◆ **WHAT THE TASK ASKS**
Restate the full set of records exactly, word for word.
[start SUPPLIED DATA]
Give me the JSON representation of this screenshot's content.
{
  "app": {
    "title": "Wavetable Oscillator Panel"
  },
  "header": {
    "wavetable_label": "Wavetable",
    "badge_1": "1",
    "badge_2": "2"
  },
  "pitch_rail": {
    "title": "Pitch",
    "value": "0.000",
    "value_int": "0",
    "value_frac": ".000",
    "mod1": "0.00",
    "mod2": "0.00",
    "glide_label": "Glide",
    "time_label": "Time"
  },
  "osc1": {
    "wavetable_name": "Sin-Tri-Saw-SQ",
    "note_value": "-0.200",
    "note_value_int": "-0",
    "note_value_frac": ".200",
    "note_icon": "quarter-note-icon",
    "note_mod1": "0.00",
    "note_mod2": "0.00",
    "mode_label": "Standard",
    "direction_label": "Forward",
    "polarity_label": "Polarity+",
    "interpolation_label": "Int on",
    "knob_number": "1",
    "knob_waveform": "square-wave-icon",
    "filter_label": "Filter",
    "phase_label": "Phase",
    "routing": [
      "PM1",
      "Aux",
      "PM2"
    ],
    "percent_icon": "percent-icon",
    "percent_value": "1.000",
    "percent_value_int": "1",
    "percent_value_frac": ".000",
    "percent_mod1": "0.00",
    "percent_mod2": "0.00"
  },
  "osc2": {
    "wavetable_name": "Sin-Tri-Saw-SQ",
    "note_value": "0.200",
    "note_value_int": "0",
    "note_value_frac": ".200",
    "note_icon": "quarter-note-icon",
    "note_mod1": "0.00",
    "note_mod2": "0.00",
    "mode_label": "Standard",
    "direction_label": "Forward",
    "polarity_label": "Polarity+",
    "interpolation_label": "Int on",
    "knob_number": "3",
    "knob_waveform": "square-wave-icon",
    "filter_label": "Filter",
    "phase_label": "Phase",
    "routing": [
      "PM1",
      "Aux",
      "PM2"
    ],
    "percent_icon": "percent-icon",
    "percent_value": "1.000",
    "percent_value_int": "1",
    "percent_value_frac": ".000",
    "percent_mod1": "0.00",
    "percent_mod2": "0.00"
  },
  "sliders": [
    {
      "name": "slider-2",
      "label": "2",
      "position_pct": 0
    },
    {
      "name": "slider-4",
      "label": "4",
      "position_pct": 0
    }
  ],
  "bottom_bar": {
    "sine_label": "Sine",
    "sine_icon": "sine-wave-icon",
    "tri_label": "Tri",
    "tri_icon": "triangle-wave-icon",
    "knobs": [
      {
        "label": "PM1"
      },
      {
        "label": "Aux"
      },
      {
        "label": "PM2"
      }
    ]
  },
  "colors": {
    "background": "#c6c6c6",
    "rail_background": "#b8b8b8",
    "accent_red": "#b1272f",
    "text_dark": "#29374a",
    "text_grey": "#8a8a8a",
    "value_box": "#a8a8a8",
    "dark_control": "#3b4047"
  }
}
[end SUPPLIED DATA]
◆ **OUTPUT FOR THIS EXERCISE**
Give me the JSON representation of this screenshot's content.
{
  "app": {
    "title": "Wavetable Oscillator Panel"
  },
  "header": {
    "wavetable_label": "Wavetable",
    "badge_1": "1",
    "badge_2": "2"
  },
  "pitch_rail": {
    "title": "Pitch",
    "value": "0.000",
    "value_int": "0",
    "value_frac": ".000",
    "mod1": "0.00",
    "mod2": "0.00",
    "glide_label": "Glide",
    "time_label": "Time"
  },
  "osc1": {
    "wavetable_name": "Sin-Tri-Saw-SQ",
    "note_value": "-0.200",
    "note_value_int": "-0",
    "note_value_frac": ".200",
    "note_icon": "quarter-note-icon",
    "note_mod1": "0.00",
    "note_mod2": "0.00",
    "mode_label": "Standard",
    "direction_label": "Forward",
    "polarity_label": "Polarity+",
    "interpolation_label": "Int on",
    "knob_number": "1",
    "knob_waveform": "square-wave-icon",
    "filter_label": "Filter",
    "phase_label": "Phase",
    "routing": [
      "PM1",
      "Aux",
      "PM2"
    ],
    "percent_icon": "percent-icon",
    "percent_value": "1.000",
    "percent_value_int": "1",
    "percent_value_frac": ".000",
    "percent_mod1": "0.00",
    "percent_mod2": "0.00"
  },
  "osc2": {
    "wavetable_name": "Sin-Tri-Saw-SQ",
    "note_value": "0.200",
    "note_value_int": "0",
    "note_value_frac": ".200",
    "note_icon": "quarter-note-icon",
    "note_mod1": "0.00",
    "note_mod2": "0.00",
    "mode_label": "Standard",
    "direction_label": "Forward",
    "polarity_label": "Polarity+",
    "interpolation_label": "Int on",
    "knob_number": "3",
    "knob_waveform": "square-wave-icon",
    "filter_label": "Filter",
    "phase_label": "Phase",
    "routing": [
      "PM1",
      "Aux",
      "PM2"
    ],
    "percent_icon": "percent-icon",
    "percent_value": "1.000",
    "percent_value_int": "1",
    "percent_value_frac": ".000",
    "percent_mod1": "0.00",
    "percent_mod2": "0.00"
  },
  "sliders": [
    {
      "name": "slider-2",
      "label": "2",
      "position_pct": 0
    },
    {
      "name": "slider-4",
      "label": "4",
      "position_pct": 0
    }
  ],
  "bottom_bar": {
    "sine_label": "Sine",
    "sine_icon": "sine-wave-icon",
    "tri_label": "Tri",
    "tri_icon": "triangle-wave-icon",
    "knobs": [
      {
        "label": "PM1"
      },
      {
        "label": "Aux"
      },
      {
        "label": "PM2"
      }
    ]
  },
  "colors": {
    "background": "#c6c6c6",
    "rail_background": "#b8b8b8",
    "accent_red": "#b1272f",
    "text_dark": "#29374a",
    "text_grey": "#8a8a8a",
    "value_box": "#a8a8a8",
    "dark_control": "#3b4047"
  }
}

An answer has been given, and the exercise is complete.